[Source data]
------------------------------------------------------------------------

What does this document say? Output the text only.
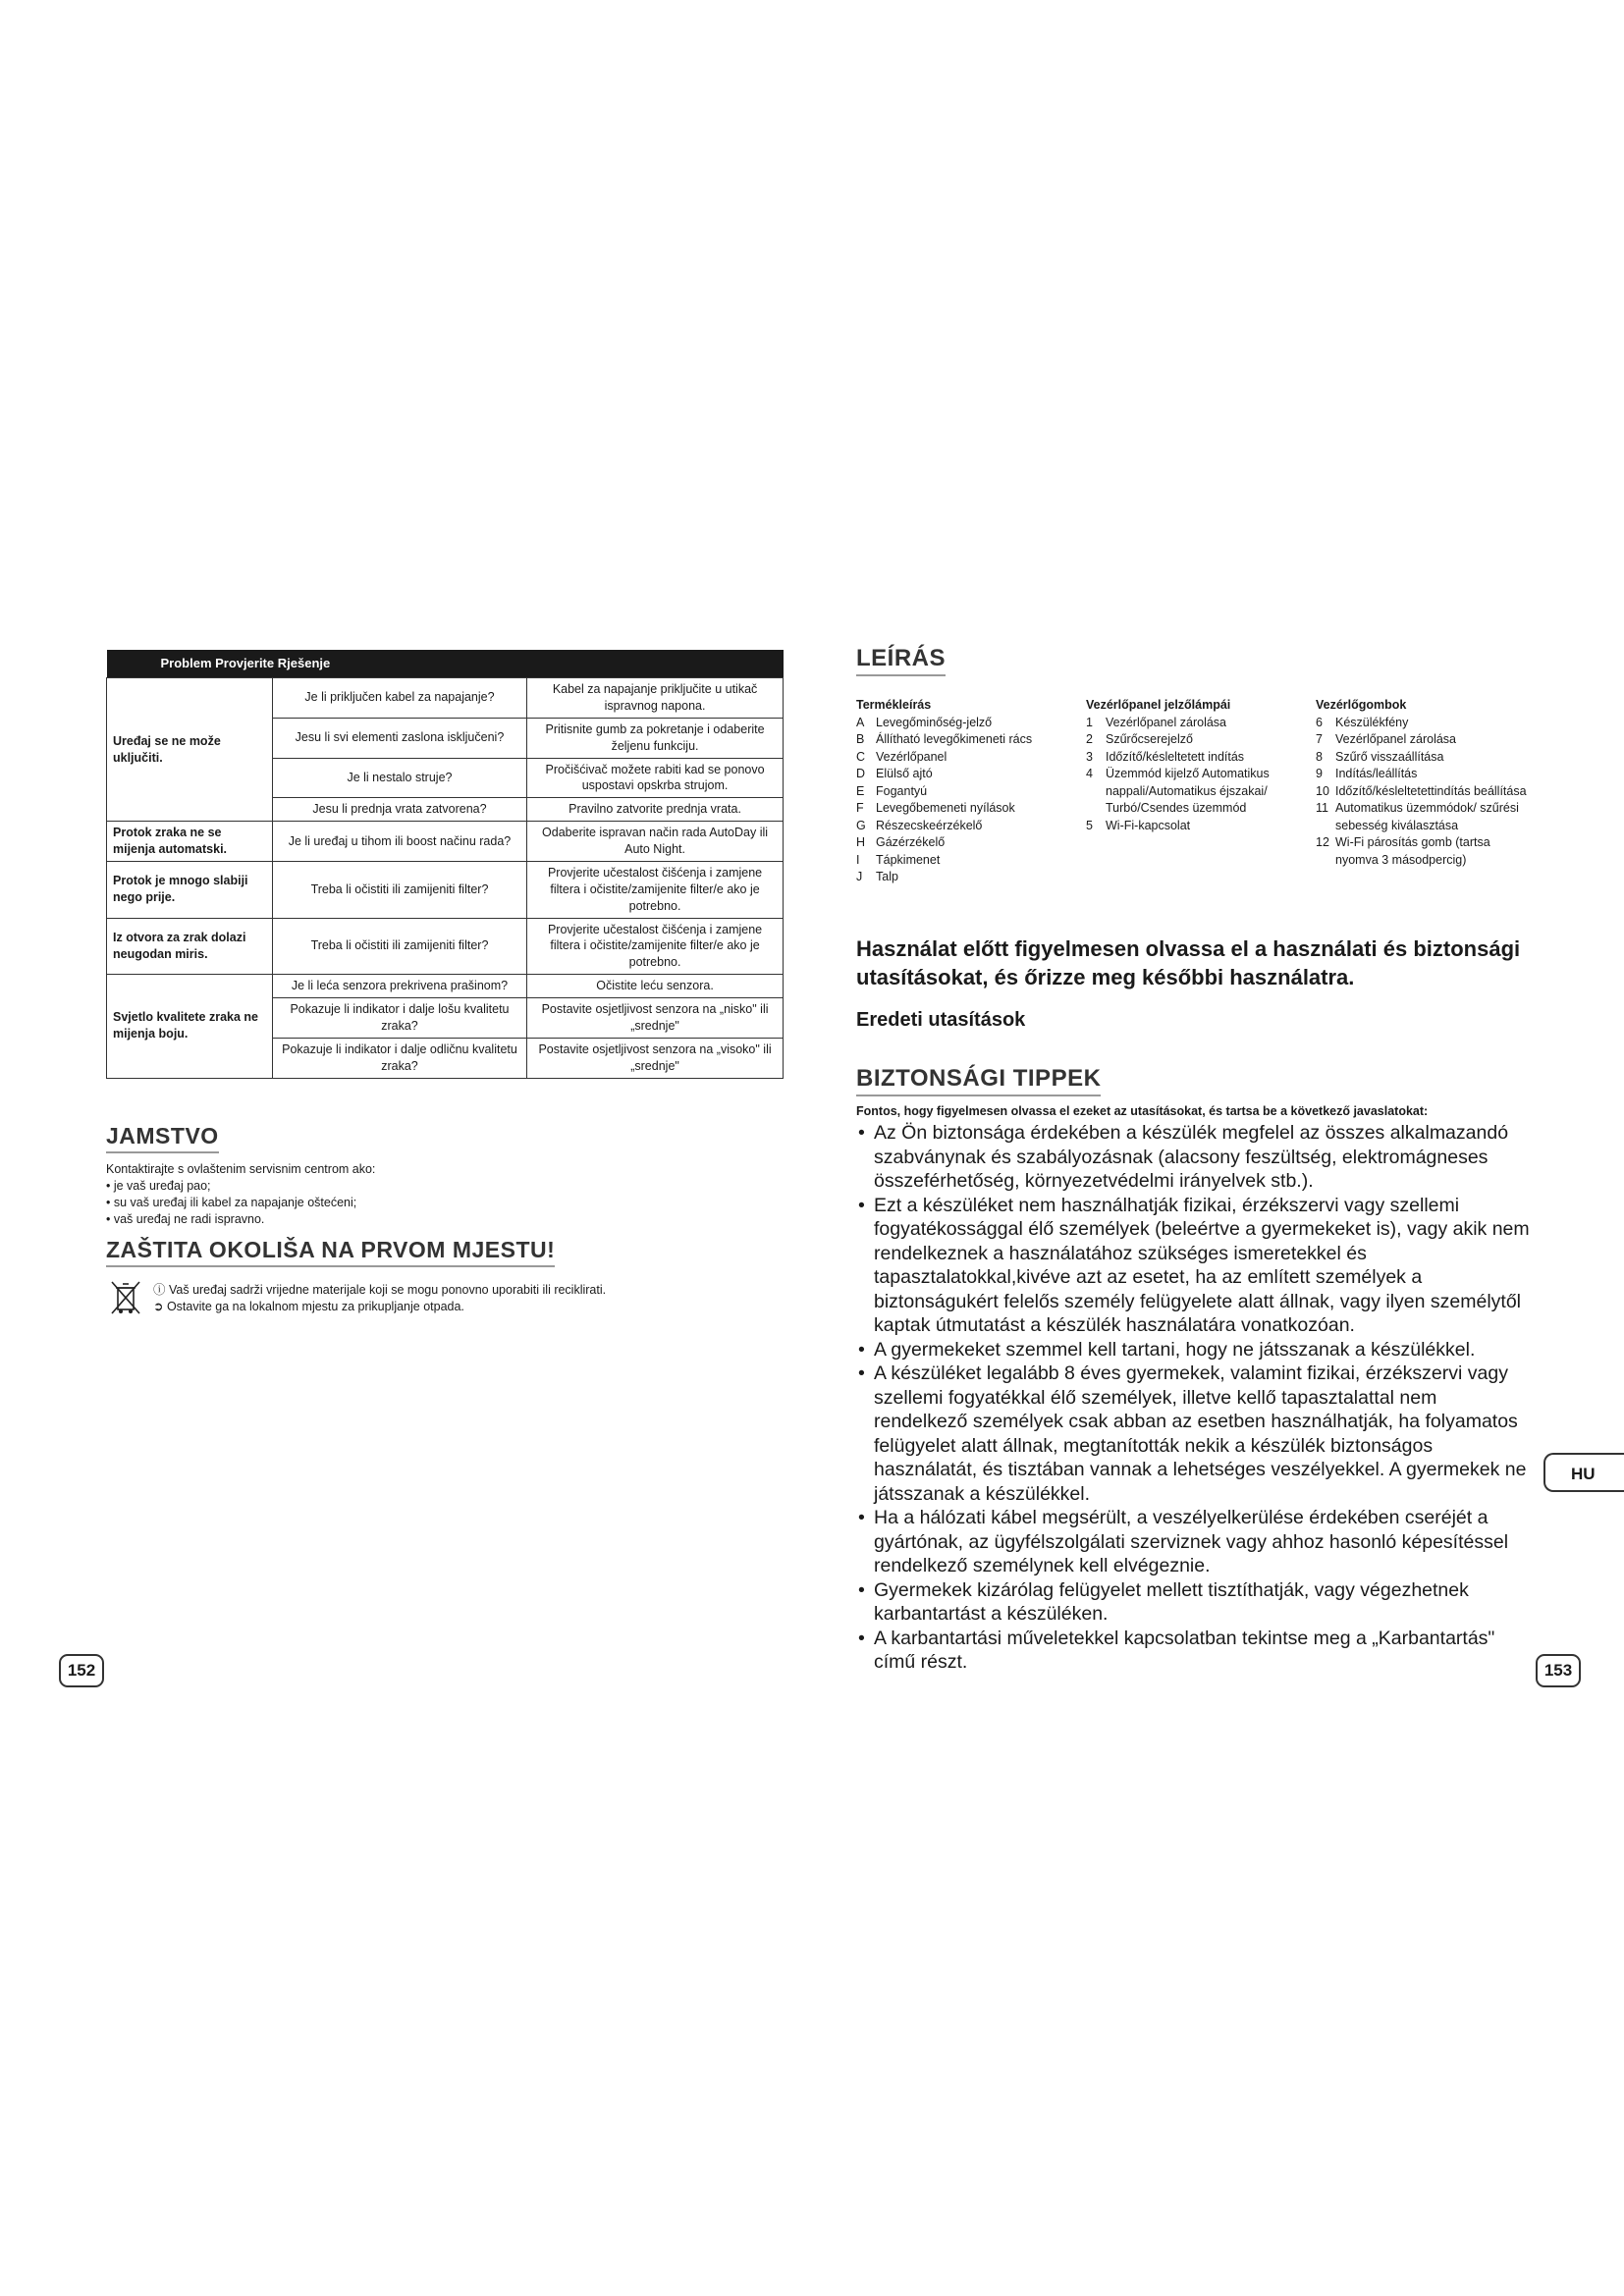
Problem Provjerite Rješenje		
Uređaj se ne može uključiti.	Je li priključen kabel za napajanje?	Kabel za napajanje priključite u utikač ispravnog napona.
	Jesu li svi elementi zaslona isključeni?	Pritisnite gumb za pokretanje i odaberite željenu funkciju.
	Je li nestalo struje?	Pročišćivač možete rabiti kad se ponovo uspostavi opskrba strujom.
	Jesu li prednja vrata zatvorena?	Pravilno zatvorite prednja vrata.
Protok zraka ne se mijenja automatski.	Je li uređaj u tihom ili boost načinu rada?	Odaberite ispravan način rada AutoDay ili Auto Night.
Protok je mnogo slabiji nego prije.	Treba li očistiti ili zamijeniti filter?	Provjerite učestalost čišćenja i zamjene filtera i očistite/zamijenite filter/e ako je potrebno.
Iz otvora za zrak dolazi neugodan miris.	Treba li očistiti ili zamijeniti filter?	Provjerite učestalost čišćenja i zamjene filtera i očistite/zamijenite filter/e ako je potrebno.
Svjetlo kvalitete zraka ne mijenja boju.	Je li leća senzora prekrivena prašinom?	Očistite leću senzora.
	Pokazuje li indikator i dalje lošu kvalitetu zraka?	Postavite osjetljivost senzora na „nisko" ili „srednje"
	Pokazuje li indikator i dalje odličnu kvalitetu zraka?	Postavite osjetljivost senzora na „visoko" ili „srednje"
JAMSTVO
Kontaktirajte s ovlaštenim servisnim centrom ako:
• je vaš uređaj pao;
• su vaš uređaj ili kabel za napajanje oštećeni;
• vaš uređaj ne radi ispravno.
ZAŠTITA OKOLIŠA NA PRVOM MJESTU!
ⓘ Vaš uređaj sadrži vrijedne materijale koji se mogu ponovno uporabiti ili reciklirati.
➲ Ostavite ga na lokalnom mjestu za prikupljanje otpada.
152
LEÍRÁS
Termékleírás
A Levegőminőség-jelző
B Állítható levegőkimeneti rács
C Vezérlőpanel
D Elülső ajtó
E Fogantyú
F Levegőbemeneti nyílások
G Részecskeérzékelő
H Gázérzékelő
I	Tápkimenet
J	Talp
Vezérlőpanel jelzőlámpái
1	Vezérlőpanel zárolása
2	Szűrőcserejelző
3	Időzítő/késleltetett indítás
4	Üzemmód kijelző Automatikus nappali/Automatikus éjszakai/ Turbó/Csendes üzemmód
5	Wi-Fi-kapcsolat
Vezérlőgombok
6	Készülékfény
7	Vezérlőpanel zárolása
8	Szűrő visszaállítása
9	Indítás/leállítás
10 Időzítő/késleltetettindítás beállítása
11 Automatikus üzemmódok/ szűrési sebesség kiválasztása
12 Wi-Fi párosítás gomb (tartsa nyomva 3 másodpercig)
Használat előtt figyelmesen olvassa el a használati és biztonsági utasításokat, és őrizze meg későbbi használatra.
Eredeti utasítások
BIZTONSÁGI TIPPEK
Fontos, hogy figyelmesen olvassa el ezeket az utasításokat, és tartsa be a következő javaslatokat:
• Az Ön biztonsága érdekében a készülék megfelel az összes alkalmazandó szabványnak és szabályozásnak (alacsony feszültség, elektromágneses összeférhetőség, környezetvédelmi irányelvek stb.).
• Ezt a készüléket nem használhatják fizikai, érzékszervi vagy szellemi fogyatékossággal élő személyek (beleértve a gyermekeket is), vagy akik nem rendelkeznek a használatához szükséges ismeretekkel és tapasztalatokkal,kivéve azt az esetet, ha az említett személyek a biztonságukért felelős személy felügyelete alatt állnak, vagy ilyen személytől kaptak útmutatást a készülék használatára vonatkozóan.
• A gyermekeket szemmel kell tartani, hogy ne játsszanak a készülékkel.
• A készüléket legalább 8 éves gyermekek, valamint fizikai, érzékszervi vagy szellemi fogyatékkal élő személyek, illetve kellő tapasztalattal nem rendelkező személyek csak abban az esetben használhatják, ha folyamatos felügyelet alatt állnak, megtanították nekik a készülék biztonságos használatát, és tisztában vannak a lehetséges veszélyekkel. A gyermekek ne játsszanak a készülékkel.
• Ha a hálózati kábel megsérült, a veszélyelkerülése érdekében cseréjét a gyártónak, az ügyfélszolgálati szerviznek vagy ahhoz hasonló képesítéssel rendelkező személynek kell elvégeznie.
• Gyermekek kizárólag felügyelet mellett tisztíthatják, vagy végezhetnek karbantartást a készüléken.
• A karbantartási műveletekkel kapcsolatban tekintse meg a „Karbantartás" című részt.
HU
153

------------------------------------------------------------------------

### Exercise aim
Collect every line from the records above that contains the word "Provjerite".

### Right answer
Problem Provjerite Rješenje		
Protok je mnogo slabiji nego prije.	Treba li očistiti ili zamijeniti filter?	Provjerite učestalost čišćenja i zamjene filtera i očistite/zamijenite filter/e ako je potrebno.
Iz otvora za zrak dolazi neugodan miris.	Treba li očistiti ili zamijeniti filter?	Provjerite učestalost čišćenja i zamjene filtera i očistite/zamijenite filter/e ako je potrebno.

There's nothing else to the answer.